▸ Data excerpts
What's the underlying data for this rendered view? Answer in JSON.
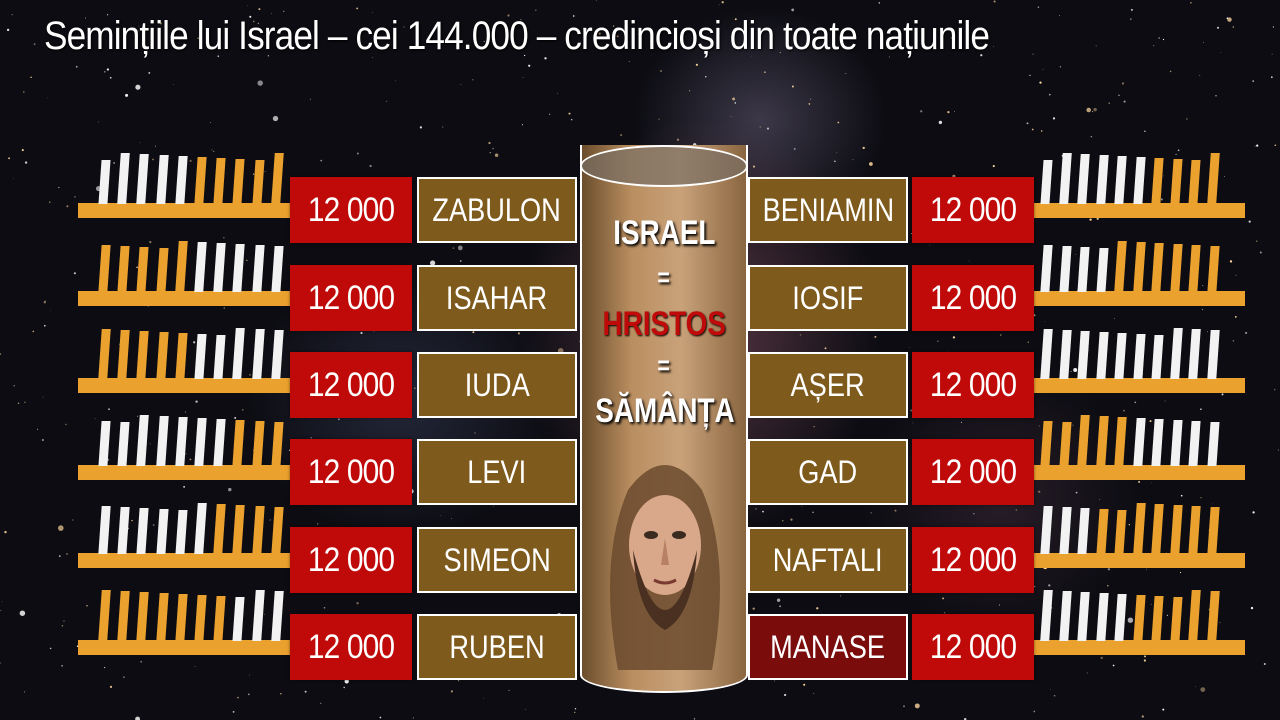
{
  "title": "Semințiile lui Israel – cei 144.000 – credincioși din toate națiunile",
  "colors": {
    "comb": "#eba12e",
    "count_box": "#c00a0a",
    "name_box": "#7e5a1c",
    "highlight_box": "#7a0c0c",
    "hristos": "#c00a0a"
  },
  "center": {
    "line1": "ISRAEL",
    "eq1": "=",
    "line2": "HRISTOS",
    "eq2": "=",
    "line3": "SĂMÂNȚA",
    "image": "jesus-portrait"
  },
  "left_tribes": [
    {
      "name": "ZABULON",
      "count": "12 000"
    },
    {
      "name": "ISAHAR",
      "count": "12 000"
    },
    {
      "name": "IUDA",
      "count": "12 000"
    },
    {
      "name": "LEVI",
      "count": "12 000"
    },
    {
      "name": "SIMEON",
      "count": "12 000"
    },
    {
      "name": "RUBEN",
      "count": "12 000"
    }
  ],
  "right_tribes": [
    {
      "name": "BENIAMIN",
      "count": "12 000"
    },
    {
      "name": "IOSIF",
      "count": "12 000"
    },
    {
      "name": "AȘER",
      "count": "12 000"
    },
    {
      "name": "GAD",
      "count": "12 000"
    },
    {
      "name": "NAFTALI",
      "count": "12 000"
    },
    {
      "name": "MANASE",
      "count": "12 000",
      "highlighted": true
    }
  ]
}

▸ Exercise instructions
The records shown above are to be repeated exactly, with the pictures left out.

▸ Answer
What's the underlying data for this rendered view? Answer in JSON.
{
  "title": "Semințiile lui Israel – cei 144.000 – credincioși din toate națiunile",
  "colors": {
    "comb": "#eba12e",
    "count_box": "#c00a0a",
    "name_box": "#7e5a1c",
    "highlight_box": "#7a0c0c",
    "hristos": "#c00a0a"
  },
  "center": {
    "line1": "ISRAEL",
    "eq1": "=",
    "line2": "HRISTOS",
    "eq2": "=",
    "line3": "SĂMÂNȚA",
    "image": "jesus-portrait"
  },
  "left_tribes": [
    {
      "name": "ZABULON",
      "count": "12 000"
    },
    {
      "name": "ISAHAR",
      "count": "12 000"
    },
    {
      "name": "IUDA",
      "count": "12 000"
    },
    {
      "name": "LEVI",
      "count": "12 000"
    },
    {
      "name": "SIMEON",
      "count": "12 000"
    },
    {
      "name": "RUBEN",
      "count": "12 000"
    }
  ],
  "right_tribes": [
    {
      "name": "BENIAMIN",
      "count": "12 000"
    },
    {
      "name": "IOSIF",
      "count": "12 000"
    },
    {
      "name": "AȘER",
      "count": "12 000"
    },
    {
      "name": "GAD",
      "count": "12 000"
    },
    {
      "name": "NAFTALI",
      "count": "12 000"
    },
    {
      "name": "MANASE",
      "count": "12 000",
      "highlighted": true
    }
  ]
}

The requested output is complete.